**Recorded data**
▼▼▼
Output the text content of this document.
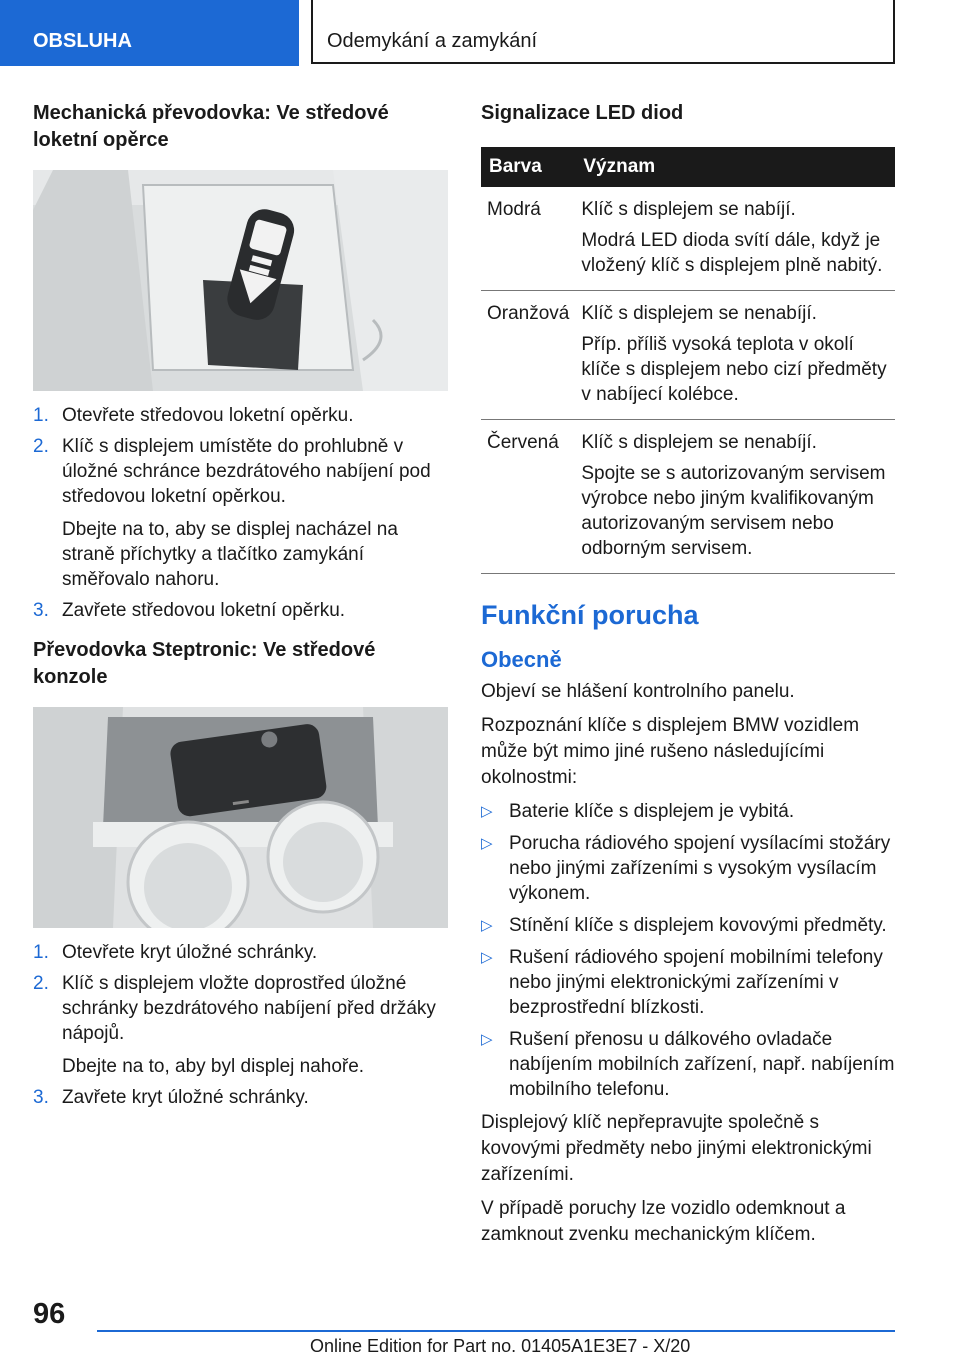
OBSLUHA	Odemykání a zamykání
Mechanická převodovka: Ve středové loketní opěrce
1. Otevřete středovou loketní opěrku.
2. Klíč s displejem umístěte do prohlubně v úložné schránce bezdrátového nabíjení pod středovou loketní opěrkou.
Dbejte na to, aby se displej nacházel na straně příchytky a tlačítko zamykání směřovalo nahoru.
3. Zavřete středovou loketní opěrku.
Převodovka Steptronic: Ve středové konzole
1. Otevřete kryt úložné schránky.
2. Klíč s displejem vložte doprostřed úložné schránky bezdrátového nabíjení před držáky nápojů.
Dbejte na to, aby byl displej nahoře.
3. Zavřete kryt úložné schránky.
Signalizace LED diod
Barva	Význam
Modrá	Klíč s displejem se nabíjí.
Modrá LED dioda svítí dále, když je vložený klíč s displejem plně nabitý.

Oranžová	Klíč s displejem se nenabíjí.
Příp. příliš vysoká teplota v okolí klíče s displejem nebo cizí předměty v nabíjecí kolébce.

Červená	Klíč s displejem se nenabíjí.
Spojte se s autorizovaným servisem výrobce nebo jiným kvalifikovaným autorizovaným servisem nebo odborným servisem.
Funkční porucha
Obecně

Objeví se hlášení kontrolního panelu.

Rozpoznání klíče s displejem BMW vozidlem může být mimo jiné rušeno následujícími okolnostmi:

▷ Baterie klíče s displejem je vybitá.
▷ Porucha rádiového spojení vysílacími stožáry nebo jinými zařízeními s vysokým vysílacím výkonem.
▷ Stínění klíče s displejem kovovými předměty.
▷ Rušení rádiového spojení mobilními telefony nebo jinými elektronickými zařízeními v bezprostřední blízkosti.
▷ Rušení přenosu u dálkového ovladače nabíjením mobilních zařízení, např. nabíjením mobilního telefonu.

Displejový klíč nepřepravujte společně s kovovými předměty nebo jinými elektronickými zařízeními.

V případě poruchy lze vozidlo odemknout a zamknout zvenku mechanickým klíčem.

96
Online Edition for Part no. 01405A1E3E7 - X/20
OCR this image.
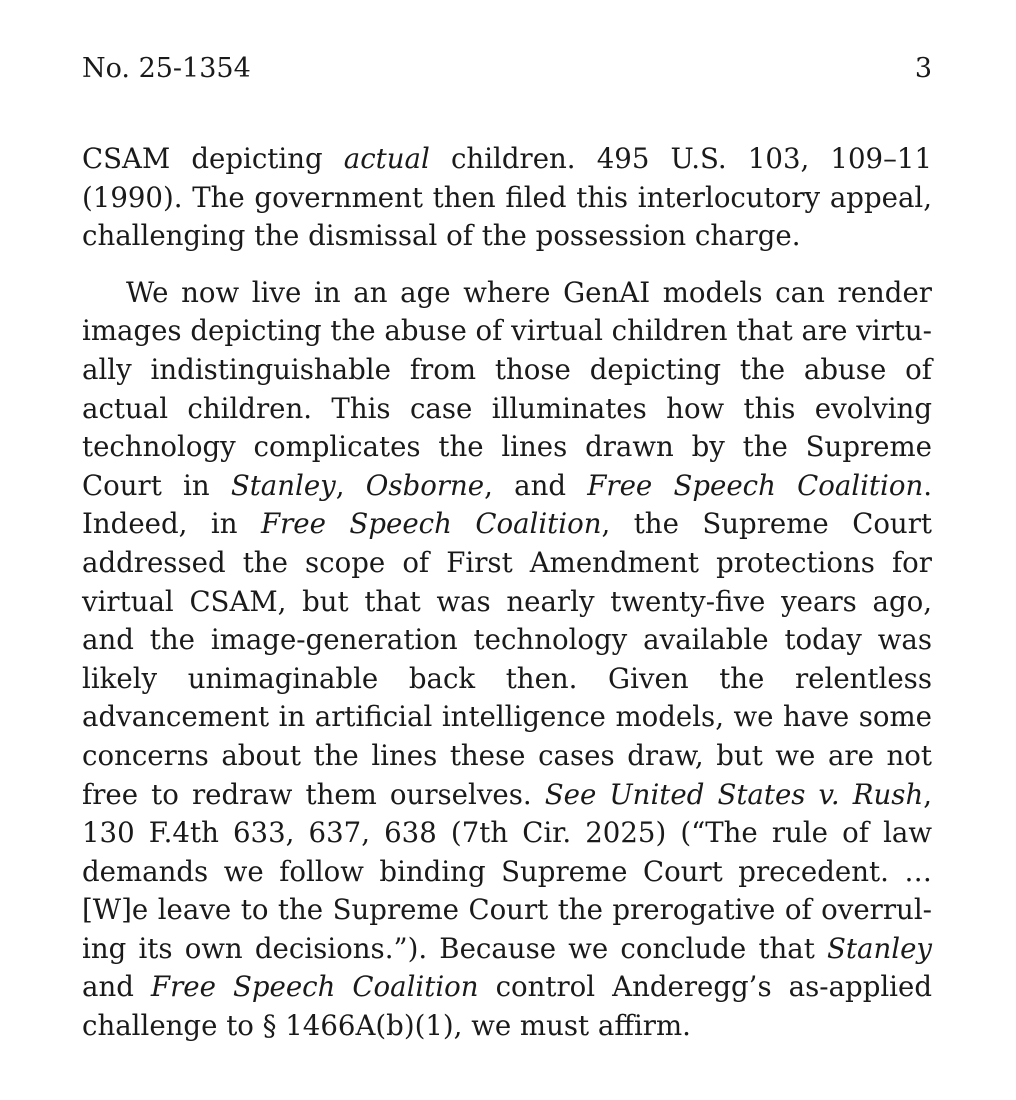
No. 25-1354	3

CSAM depicting actual children. 495 U.S. 103, 109–11 (1990). The government then filed this interlocutory appeal, challenging the dismissal of the possession charge.

We now live in an age where GenAI models can render images depicting the abuse of virtual children that are virtually indistinguishable from those depicting the abuse of actual children. This case illuminates how this evolving technology complicates the lines drawn by the Supreme Court in Stanley, Osborne, and Free Speech Coalition. Indeed, in Free Speech Coalition, the Supreme Court addressed the scope of First Amendment protections for virtual CSAM, but that was nearly twenty-five years ago, and the image-generation technology available today was likely unimaginable back then. Given the relentless advancement in artificial intelligence models, we have some concerns about the lines these cases draw, but we are not free to redraw them ourselves. See United States v. Rush, 130 F.4th 633, 637, 638 (7th Cir. 2025) (“The rule of law demands we follow binding Supreme Court precedent. … [W]e leave to the Supreme Court the prerogative of overruling its own decisions.”). Because we conclude that Stanley and Free Speech Coalition control Anderegg’s as-applied challenge to § 1466A(b)(1), we must affirm.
▲▲▲
**Task requirements**
Search the entries for the word "nebo" and gather every line where it appears.

**Solved problem**
Příp. příliš vysoká teplota v okolí klíče s displejem nebo cizí předměty v nabíjecí kolébce.
Spojte se s autorizovaným servisem výrobce nebo jiným kvalifikovaným autorizovaným servisem nebo odborným servisem.
▷ Porucha rádiového spojení vysílacími stožáry nebo jinými zařízeními s vysokým vysílacím výkonem.
▷ Rušení rádiového spojení mobilními telefony nebo jinými elektronickými zařízeními v bezprostřední blízkosti.
Displejový klíč nepřepravujte společně s kovovými předměty nebo jinými elektronickými zařízeními.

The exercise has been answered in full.